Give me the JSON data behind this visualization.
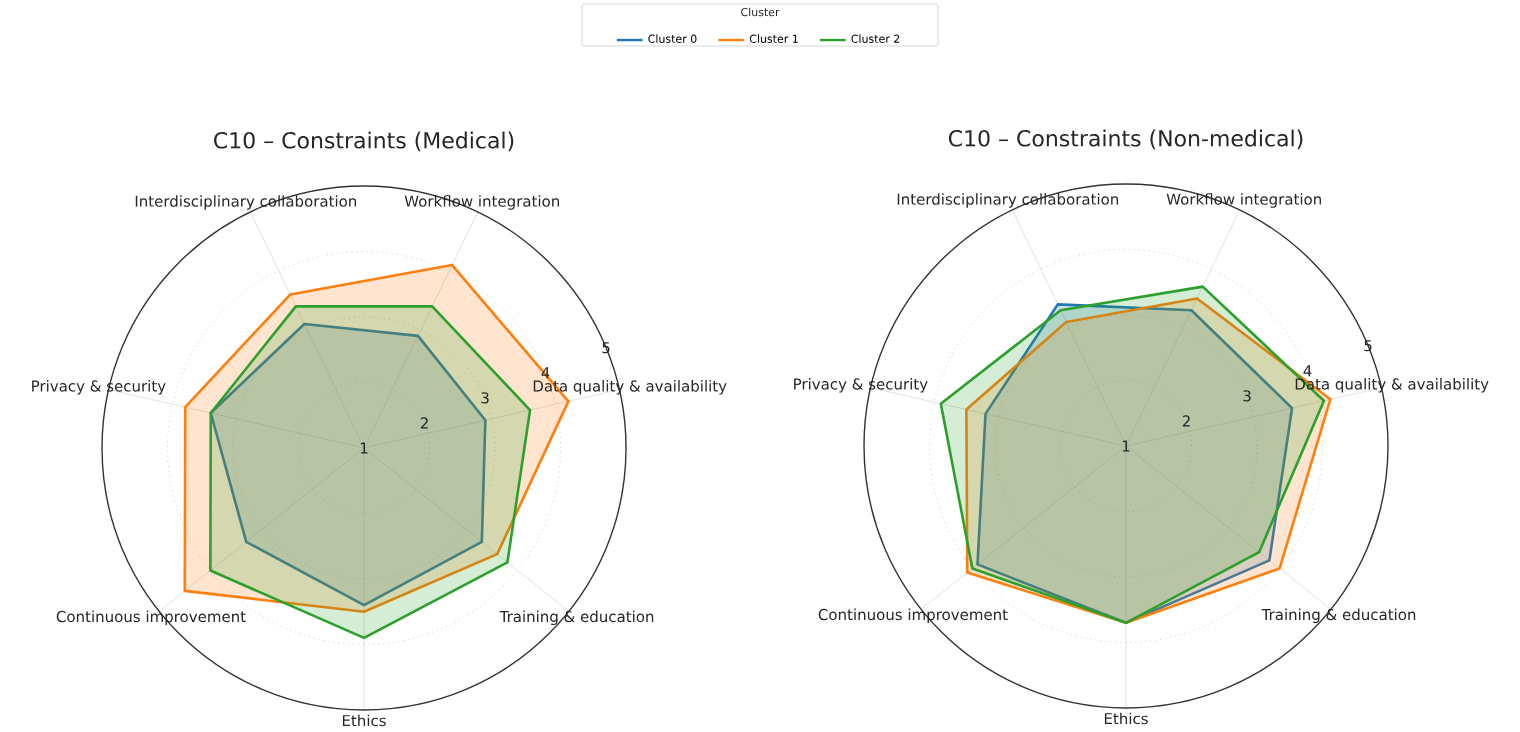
{
  "chart_data": [
    {
      "type": "radar",
      "title": "C10 – Constraints (Medical)",
      "legend_title": "Cluster",
      "legend": "top",
      "grid": true,
      "categories": [
        "Interdisciplinary collaboration",
        "Workflow integration",
        "Data quality & availability",
        "Training & education",
        "Ethics",
        "Continuous improvement",
        "Privacy & security"
      ],
      "ylim": [
        1,
        5
      ],
      "yticks": [
        1,
        2,
        3,
        4,
        5
      ],
      "series": [
        {
          "name": "Cluster 0",
          "color": "#1f77b4",
          "values": [
            3.1,
            2.9,
            2.9,
            3.3,
            3.4,
            3.3,
            3.4
          ]
        },
        {
          "name": "Cluster 1",
          "color": "#ff7f0e",
          "values": [
            3.6,
            4.1,
            4.2,
            3.6,
            3.5,
            4.5,
            3.8
          ]
        },
        {
          "name": "Cluster 2",
          "color": "#2ca02c",
          "values": [
            3.4,
            3.4,
            3.6,
            3.8,
            3.9,
            4.0,
            3.4
          ]
        }
      ]
    },
    {
      "type": "radar",
      "title": "C10 – Constraints (Non-medical)",
      "grid": true,
      "categories": [
        "Interdisciplinary collaboration",
        "Workflow integration",
        "Data quality & availability",
        "Training & education",
        "Ethics",
        "Continuous improvement",
        "Privacy & security"
      ],
      "ylim": [
        1,
        5
      ],
      "yticks": [
        1,
        2,
        3,
        4,
        5
      ],
      "series": [
        {
          "color": "#1f77b4",
          "values": [
            3.4,
            3.3,
            3.6,
            3.8,
            3.7,
            3.9,
            3.2
          ]
        },
        {
          "color": "#ff7f0e",
          "values": [
            3.1,
            3.5,
            4.2,
            4.0,
            3.7,
            4.1,
            3.5
          ]
        },
        {
          "color": "#2ca02c",
          "values": [
            3.3,
            3.7,
            4.1,
            3.6,
            3.7,
            4.0,
            3.9
          ]
        }
      ]
    }
  ]
}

■ EXERCISE: Repeat the records above exactly, leaving out the pictures.

■ PROBLEM SOLUTION:
Give me the JSON data behind this visualization.
{
  "chart_data": [
    {
      "type": "radar",
      "title": "C10 – Constraints (Medical)",
      "legend_title": "Cluster",
      "legend": "top",
      "grid": true,
      "categories": [
        "Interdisciplinary collaboration",
        "Workflow integration",
        "Data quality & availability",
        "Training & education",
        "Ethics",
        "Continuous improvement",
        "Privacy & security"
      ],
      "ylim": [
        1,
        5
      ],
      "yticks": [
        1,
        2,
        3,
        4,
        5
      ],
      "series": [
        {
          "name": "Cluster 0",
          "color": "#1f77b4",
          "values": [
            3.1,
            2.9,
            2.9,
            3.3,
            3.4,
            3.3,
            3.4
          ]
        },
        {
          "name": "Cluster 1",
          "color": "#ff7f0e",
          "values": [
            3.6,
            4.1,
            4.2,
            3.6,
            3.5,
            4.5,
            3.8
          ]
        },
        {
          "name": "Cluster 2",
          "color": "#2ca02c",
          "values": [
            3.4,
            3.4,
            3.6,
            3.8,
            3.9,
            4.0,
            3.4
          ]
        }
      ]
    },
    {
      "type": "radar",
      "title": "C10 – Constraints (Non-medical)",
      "grid": true,
      "categories": [
        "Interdisciplinary collaboration",
        "Workflow integration",
        "Data quality & availability",
        "Training & education",
        "Ethics",
        "Continuous improvement",
        "Privacy & security"
      ],
      "ylim": [
        1,
        5
      ],
      "yticks": [
        1,
        2,
        3,
        4,
        5
      ],
      "series": [
        {
          "color": "#1f77b4",
          "values": [
            3.4,
            3.3,
            3.6,
            3.8,
            3.7,
            3.9,
            3.2
          ]
        },
        {
          "color": "#ff7f0e",
          "values": [
            3.1,
            3.5,
            4.2,
            4.0,
            3.7,
            4.1,
            3.5
          ]
        },
        {
          "color": "#2ca02c",
          "values": [
            3.3,
            3.7,
            4.1,
            3.6,
            3.7,
            4.0,
            3.9
          ]
        }
      ]
    }
  ]
}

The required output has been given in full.